The request: Give every line again exactly as it appears, please, but not the pictures.
— BEGIN Source material —
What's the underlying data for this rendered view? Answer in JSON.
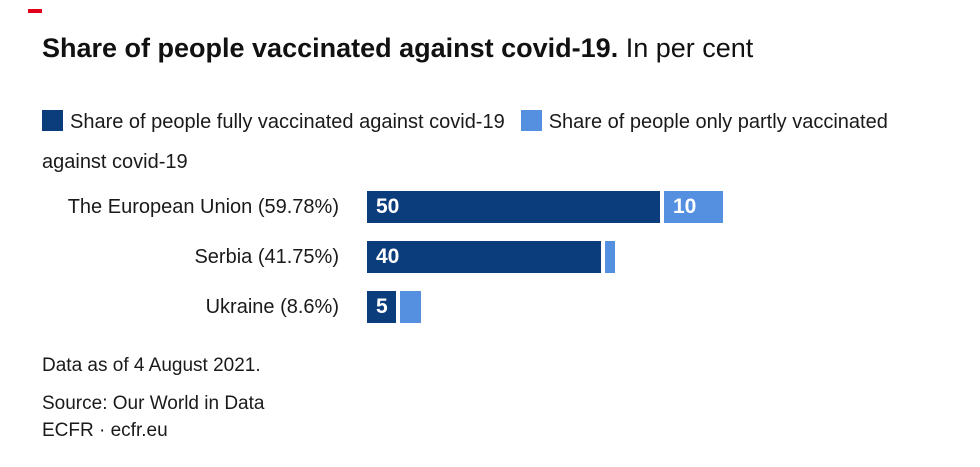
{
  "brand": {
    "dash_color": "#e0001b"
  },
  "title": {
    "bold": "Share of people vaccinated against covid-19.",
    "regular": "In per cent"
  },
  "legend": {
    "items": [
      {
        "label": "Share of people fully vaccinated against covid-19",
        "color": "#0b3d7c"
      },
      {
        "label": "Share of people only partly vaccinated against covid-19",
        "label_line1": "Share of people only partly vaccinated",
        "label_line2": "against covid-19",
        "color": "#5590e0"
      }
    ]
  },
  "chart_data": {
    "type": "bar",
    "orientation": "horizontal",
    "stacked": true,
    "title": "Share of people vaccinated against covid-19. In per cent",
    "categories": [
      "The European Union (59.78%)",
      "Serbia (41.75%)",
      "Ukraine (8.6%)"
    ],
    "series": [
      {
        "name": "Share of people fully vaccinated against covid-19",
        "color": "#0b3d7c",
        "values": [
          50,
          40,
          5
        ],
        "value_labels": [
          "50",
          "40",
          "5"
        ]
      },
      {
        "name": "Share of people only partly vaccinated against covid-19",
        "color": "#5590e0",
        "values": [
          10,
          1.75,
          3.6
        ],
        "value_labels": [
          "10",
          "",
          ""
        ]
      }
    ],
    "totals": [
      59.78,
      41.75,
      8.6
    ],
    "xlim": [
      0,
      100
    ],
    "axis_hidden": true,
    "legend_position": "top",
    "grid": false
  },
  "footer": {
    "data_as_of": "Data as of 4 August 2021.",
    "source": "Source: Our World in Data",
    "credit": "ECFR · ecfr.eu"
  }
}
— END Source material —
Answer for this exercise:
What's the underlying data for this rendered view? Answer in JSON.
{
  "brand": {
    "dash_color": "#e0001b"
  },
  "title": {
    "bold": "Share of people vaccinated against covid-19.",
    "regular": "In per cent"
  },
  "legend": {
    "items": [
      {
        "label": "Share of people fully vaccinated against covid-19",
        "color": "#0b3d7c"
      },
      {
        "label": "Share of people only partly vaccinated against covid-19",
        "label_line1": "Share of people only partly vaccinated",
        "label_line2": "against covid-19",
        "color": "#5590e0"
      }
    ]
  },
  "chart_data": {
    "type": "bar",
    "orientation": "horizontal",
    "stacked": true,
    "title": "Share of people vaccinated against covid-19. In per cent",
    "categories": [
      "The European Union (59.78%)",
      "Serbia (41.75%)",
      "Ukraine (8.6%)"
    ],
    "series": [
      {
        "name": "Share of people fully vaccinated against covid-19",
        "color": "#0b3d7c",
        "values": [
          50,
          40,
          5
        ],
        "value_labels": [
          "50",
          "40",
          "5"
        ]
      },
      {
        "name": "Share of people only partly vaccinated against covid-19",
        "color": "#5590e0",
        "values": [
          10,
          1.75,
          3.6
        ],
        "value_labels": [
          "10",
          "",
          ""
        ]
      }
    ],
    "totals": [
      59.78,
      41.75,
      8.6
    ],
    "xlim": [
      0,
      100
    ],
    "axis_hidden": true,
    "legend_position": "top",
    "grid": false
  },
  "footer": {
    "data_as_of": "Data as of 4 August 2021.",
    "source": "Source: Our World in Data",
    "credit": "ECFR · ecfr.eu"
  }
}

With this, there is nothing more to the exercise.